> _Requirement_: Give the count of lines holding the string "types" and nothing else.

> _Provided data_:
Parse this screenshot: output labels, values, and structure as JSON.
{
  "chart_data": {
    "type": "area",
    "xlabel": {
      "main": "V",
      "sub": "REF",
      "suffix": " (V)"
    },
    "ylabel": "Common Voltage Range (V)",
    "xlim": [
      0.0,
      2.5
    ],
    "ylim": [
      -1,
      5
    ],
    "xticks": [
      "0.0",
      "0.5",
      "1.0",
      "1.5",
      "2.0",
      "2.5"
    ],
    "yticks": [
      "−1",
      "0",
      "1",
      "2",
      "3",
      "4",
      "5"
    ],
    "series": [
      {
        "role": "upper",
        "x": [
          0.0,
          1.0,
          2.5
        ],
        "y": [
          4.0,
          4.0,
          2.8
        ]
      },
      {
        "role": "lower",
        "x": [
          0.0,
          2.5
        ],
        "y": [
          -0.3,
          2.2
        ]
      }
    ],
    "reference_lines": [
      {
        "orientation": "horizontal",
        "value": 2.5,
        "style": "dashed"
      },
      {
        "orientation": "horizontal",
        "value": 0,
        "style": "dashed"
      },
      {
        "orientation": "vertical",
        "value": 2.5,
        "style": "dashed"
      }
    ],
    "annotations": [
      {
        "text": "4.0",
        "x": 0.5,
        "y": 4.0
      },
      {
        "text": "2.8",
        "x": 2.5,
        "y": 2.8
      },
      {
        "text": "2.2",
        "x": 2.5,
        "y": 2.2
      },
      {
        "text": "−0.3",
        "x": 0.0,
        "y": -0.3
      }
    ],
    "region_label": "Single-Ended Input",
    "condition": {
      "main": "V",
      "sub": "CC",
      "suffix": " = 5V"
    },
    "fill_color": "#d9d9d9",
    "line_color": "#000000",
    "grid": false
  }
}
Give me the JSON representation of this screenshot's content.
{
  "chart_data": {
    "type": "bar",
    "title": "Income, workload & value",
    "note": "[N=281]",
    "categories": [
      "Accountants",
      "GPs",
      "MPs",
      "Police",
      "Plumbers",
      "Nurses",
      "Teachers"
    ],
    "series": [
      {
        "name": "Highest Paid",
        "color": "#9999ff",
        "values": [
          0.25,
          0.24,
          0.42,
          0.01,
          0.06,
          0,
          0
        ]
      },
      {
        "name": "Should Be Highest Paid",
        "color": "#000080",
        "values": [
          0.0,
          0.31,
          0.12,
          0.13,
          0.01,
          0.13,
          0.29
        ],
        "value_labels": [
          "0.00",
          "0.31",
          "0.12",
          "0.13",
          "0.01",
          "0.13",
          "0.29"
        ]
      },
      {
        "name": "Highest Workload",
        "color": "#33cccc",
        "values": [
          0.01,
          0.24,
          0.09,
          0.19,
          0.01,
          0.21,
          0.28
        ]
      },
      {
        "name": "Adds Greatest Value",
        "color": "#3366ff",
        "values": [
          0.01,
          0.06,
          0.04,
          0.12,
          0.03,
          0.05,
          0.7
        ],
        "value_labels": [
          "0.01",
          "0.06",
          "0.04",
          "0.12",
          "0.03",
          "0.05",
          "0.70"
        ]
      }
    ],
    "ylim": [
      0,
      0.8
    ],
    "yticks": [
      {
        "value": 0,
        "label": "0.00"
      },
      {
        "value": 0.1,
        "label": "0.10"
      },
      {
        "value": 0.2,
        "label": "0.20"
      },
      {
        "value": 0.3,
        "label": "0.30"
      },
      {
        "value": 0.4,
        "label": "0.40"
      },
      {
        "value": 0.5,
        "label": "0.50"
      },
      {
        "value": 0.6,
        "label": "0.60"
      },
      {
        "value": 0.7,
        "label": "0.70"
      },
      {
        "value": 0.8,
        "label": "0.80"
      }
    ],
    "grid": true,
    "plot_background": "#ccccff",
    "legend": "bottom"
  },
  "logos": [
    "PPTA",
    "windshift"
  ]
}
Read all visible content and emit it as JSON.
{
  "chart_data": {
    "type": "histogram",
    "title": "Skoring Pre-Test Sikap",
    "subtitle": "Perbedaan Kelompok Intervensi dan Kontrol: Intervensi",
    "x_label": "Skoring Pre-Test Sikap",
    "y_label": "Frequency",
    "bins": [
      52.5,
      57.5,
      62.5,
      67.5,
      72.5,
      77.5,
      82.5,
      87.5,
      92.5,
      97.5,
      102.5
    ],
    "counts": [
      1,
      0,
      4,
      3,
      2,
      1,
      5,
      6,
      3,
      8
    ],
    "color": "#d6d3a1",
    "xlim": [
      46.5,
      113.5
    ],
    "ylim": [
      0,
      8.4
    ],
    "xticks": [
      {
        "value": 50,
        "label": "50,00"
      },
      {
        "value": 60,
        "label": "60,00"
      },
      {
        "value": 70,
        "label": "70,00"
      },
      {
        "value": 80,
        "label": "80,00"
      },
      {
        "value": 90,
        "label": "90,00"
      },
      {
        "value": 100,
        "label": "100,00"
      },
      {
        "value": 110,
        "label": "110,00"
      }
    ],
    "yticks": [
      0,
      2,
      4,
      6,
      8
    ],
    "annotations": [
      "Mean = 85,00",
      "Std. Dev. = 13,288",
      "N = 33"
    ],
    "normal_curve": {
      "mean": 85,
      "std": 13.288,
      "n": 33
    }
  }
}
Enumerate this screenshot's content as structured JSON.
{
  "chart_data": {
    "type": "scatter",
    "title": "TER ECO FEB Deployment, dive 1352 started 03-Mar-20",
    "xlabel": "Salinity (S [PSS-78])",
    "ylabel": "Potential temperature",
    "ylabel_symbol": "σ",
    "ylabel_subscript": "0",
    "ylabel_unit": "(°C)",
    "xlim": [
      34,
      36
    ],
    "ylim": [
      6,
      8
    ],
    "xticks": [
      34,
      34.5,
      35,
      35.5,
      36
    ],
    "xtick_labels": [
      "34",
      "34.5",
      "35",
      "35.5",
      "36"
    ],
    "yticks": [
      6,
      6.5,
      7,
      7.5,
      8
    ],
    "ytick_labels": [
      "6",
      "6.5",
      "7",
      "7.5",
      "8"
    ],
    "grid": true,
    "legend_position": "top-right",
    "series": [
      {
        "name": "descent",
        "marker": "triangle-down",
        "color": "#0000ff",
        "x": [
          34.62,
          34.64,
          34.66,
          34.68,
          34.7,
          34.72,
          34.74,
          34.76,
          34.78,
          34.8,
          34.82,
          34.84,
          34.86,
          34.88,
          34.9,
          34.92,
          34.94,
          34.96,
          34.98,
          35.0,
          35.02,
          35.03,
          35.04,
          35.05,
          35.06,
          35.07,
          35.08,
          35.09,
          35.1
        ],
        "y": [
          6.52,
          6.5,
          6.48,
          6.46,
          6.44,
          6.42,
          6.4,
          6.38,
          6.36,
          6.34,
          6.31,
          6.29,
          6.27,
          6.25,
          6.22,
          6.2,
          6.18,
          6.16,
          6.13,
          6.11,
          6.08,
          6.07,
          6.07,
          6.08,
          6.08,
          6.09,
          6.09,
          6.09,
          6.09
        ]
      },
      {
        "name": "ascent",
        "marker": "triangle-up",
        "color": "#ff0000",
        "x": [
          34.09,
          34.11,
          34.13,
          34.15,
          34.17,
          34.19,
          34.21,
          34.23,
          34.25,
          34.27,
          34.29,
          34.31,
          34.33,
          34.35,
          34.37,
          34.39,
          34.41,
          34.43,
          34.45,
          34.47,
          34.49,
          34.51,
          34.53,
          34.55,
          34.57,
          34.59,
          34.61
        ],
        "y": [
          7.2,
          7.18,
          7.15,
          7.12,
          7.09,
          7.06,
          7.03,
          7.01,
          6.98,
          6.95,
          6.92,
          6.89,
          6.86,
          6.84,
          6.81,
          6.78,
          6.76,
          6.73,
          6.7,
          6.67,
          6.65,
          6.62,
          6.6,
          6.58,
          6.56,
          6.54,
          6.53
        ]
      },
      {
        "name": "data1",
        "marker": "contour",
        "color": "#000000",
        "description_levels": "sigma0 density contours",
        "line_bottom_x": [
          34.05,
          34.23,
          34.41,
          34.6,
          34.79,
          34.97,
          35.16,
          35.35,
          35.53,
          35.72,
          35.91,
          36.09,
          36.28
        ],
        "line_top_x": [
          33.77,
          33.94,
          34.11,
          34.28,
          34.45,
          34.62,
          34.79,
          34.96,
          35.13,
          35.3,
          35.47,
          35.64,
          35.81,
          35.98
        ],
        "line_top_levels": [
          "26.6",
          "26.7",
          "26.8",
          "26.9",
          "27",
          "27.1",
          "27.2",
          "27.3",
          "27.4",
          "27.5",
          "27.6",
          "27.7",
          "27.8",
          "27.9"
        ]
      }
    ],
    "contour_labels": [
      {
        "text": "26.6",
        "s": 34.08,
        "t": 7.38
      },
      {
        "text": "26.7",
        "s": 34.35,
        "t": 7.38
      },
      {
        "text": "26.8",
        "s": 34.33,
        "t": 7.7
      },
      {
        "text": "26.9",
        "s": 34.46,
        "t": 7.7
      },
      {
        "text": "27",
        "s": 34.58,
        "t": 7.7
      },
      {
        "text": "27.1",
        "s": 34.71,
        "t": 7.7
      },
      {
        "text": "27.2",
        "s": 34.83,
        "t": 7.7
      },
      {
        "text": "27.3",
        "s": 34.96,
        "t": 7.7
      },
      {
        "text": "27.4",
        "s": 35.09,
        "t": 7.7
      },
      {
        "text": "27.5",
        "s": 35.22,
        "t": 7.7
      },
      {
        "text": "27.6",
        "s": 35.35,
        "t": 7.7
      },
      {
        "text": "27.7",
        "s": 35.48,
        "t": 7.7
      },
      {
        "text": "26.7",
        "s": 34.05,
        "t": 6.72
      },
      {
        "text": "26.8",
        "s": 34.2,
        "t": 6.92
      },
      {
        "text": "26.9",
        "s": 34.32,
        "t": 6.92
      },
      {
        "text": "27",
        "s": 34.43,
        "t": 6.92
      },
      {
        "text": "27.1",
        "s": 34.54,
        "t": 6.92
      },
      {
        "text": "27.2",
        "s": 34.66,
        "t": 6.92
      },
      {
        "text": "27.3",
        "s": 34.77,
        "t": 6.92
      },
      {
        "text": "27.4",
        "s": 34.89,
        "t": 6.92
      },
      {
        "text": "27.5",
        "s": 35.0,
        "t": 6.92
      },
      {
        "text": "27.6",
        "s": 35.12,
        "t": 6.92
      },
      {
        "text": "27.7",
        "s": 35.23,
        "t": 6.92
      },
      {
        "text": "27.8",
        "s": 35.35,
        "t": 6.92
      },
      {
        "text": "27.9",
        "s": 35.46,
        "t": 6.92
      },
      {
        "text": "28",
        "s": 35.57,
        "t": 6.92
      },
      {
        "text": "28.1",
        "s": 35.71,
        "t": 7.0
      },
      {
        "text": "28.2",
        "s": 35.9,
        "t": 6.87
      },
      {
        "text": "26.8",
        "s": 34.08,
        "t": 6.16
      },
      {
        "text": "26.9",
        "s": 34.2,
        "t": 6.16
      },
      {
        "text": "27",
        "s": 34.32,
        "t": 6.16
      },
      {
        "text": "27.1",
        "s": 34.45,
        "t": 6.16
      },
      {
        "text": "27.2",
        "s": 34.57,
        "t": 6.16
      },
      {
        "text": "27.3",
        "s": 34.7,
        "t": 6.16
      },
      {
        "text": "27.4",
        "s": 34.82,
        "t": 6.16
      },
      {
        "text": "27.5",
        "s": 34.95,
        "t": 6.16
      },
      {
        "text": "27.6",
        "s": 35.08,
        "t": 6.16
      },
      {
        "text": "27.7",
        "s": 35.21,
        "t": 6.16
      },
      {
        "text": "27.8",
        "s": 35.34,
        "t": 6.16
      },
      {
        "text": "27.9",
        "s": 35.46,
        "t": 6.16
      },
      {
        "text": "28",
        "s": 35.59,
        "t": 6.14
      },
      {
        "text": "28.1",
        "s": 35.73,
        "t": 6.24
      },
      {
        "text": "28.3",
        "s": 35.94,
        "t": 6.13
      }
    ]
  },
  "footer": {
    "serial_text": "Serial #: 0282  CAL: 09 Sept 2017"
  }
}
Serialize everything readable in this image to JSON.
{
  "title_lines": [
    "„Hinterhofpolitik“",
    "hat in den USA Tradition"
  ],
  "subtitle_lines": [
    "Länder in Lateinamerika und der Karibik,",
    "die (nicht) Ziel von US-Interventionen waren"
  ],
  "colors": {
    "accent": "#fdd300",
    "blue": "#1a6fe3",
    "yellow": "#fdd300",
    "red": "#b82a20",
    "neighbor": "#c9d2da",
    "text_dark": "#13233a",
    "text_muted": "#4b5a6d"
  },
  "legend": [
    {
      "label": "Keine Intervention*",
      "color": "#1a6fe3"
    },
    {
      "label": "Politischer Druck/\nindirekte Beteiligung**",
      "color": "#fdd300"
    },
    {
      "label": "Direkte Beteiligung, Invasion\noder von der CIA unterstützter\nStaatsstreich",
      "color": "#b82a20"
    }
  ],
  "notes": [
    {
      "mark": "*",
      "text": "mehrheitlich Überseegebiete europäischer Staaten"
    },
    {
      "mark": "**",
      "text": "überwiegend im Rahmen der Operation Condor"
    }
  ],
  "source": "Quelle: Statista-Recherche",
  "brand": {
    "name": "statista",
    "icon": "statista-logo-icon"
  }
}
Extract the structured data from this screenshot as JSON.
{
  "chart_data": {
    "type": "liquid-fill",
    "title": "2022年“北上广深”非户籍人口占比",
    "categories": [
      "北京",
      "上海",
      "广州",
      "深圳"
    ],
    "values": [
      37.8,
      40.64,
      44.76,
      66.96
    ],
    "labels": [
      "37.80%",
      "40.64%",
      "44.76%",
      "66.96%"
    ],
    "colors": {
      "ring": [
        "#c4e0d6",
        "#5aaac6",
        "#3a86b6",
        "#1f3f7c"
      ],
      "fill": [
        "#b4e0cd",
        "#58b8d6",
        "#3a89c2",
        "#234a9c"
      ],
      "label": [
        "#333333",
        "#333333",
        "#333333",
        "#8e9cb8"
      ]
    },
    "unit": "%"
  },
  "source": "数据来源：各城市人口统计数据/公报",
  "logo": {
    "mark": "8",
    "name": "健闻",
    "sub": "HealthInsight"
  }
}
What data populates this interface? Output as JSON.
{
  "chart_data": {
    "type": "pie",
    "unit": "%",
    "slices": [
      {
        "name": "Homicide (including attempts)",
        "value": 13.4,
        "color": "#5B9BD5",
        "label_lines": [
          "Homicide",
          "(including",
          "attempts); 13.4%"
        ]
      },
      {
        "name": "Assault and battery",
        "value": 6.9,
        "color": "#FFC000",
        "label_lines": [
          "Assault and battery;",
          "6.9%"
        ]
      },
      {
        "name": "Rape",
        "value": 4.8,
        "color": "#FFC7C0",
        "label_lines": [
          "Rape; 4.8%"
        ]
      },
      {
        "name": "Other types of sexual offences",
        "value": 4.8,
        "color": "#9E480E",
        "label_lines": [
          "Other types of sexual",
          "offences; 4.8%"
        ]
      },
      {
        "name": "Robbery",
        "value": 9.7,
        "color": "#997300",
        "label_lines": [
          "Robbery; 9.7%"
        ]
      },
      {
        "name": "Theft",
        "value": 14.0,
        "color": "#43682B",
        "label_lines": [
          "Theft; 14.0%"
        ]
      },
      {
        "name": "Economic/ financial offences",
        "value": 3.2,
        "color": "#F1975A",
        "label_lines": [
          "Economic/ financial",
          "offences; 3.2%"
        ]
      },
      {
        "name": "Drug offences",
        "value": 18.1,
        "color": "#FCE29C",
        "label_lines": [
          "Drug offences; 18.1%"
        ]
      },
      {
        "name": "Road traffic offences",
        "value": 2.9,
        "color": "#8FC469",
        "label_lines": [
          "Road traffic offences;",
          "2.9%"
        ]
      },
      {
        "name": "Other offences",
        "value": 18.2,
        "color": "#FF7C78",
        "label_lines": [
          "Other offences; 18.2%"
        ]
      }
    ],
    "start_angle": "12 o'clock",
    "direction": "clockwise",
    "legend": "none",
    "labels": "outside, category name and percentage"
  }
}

> _Result below_: 2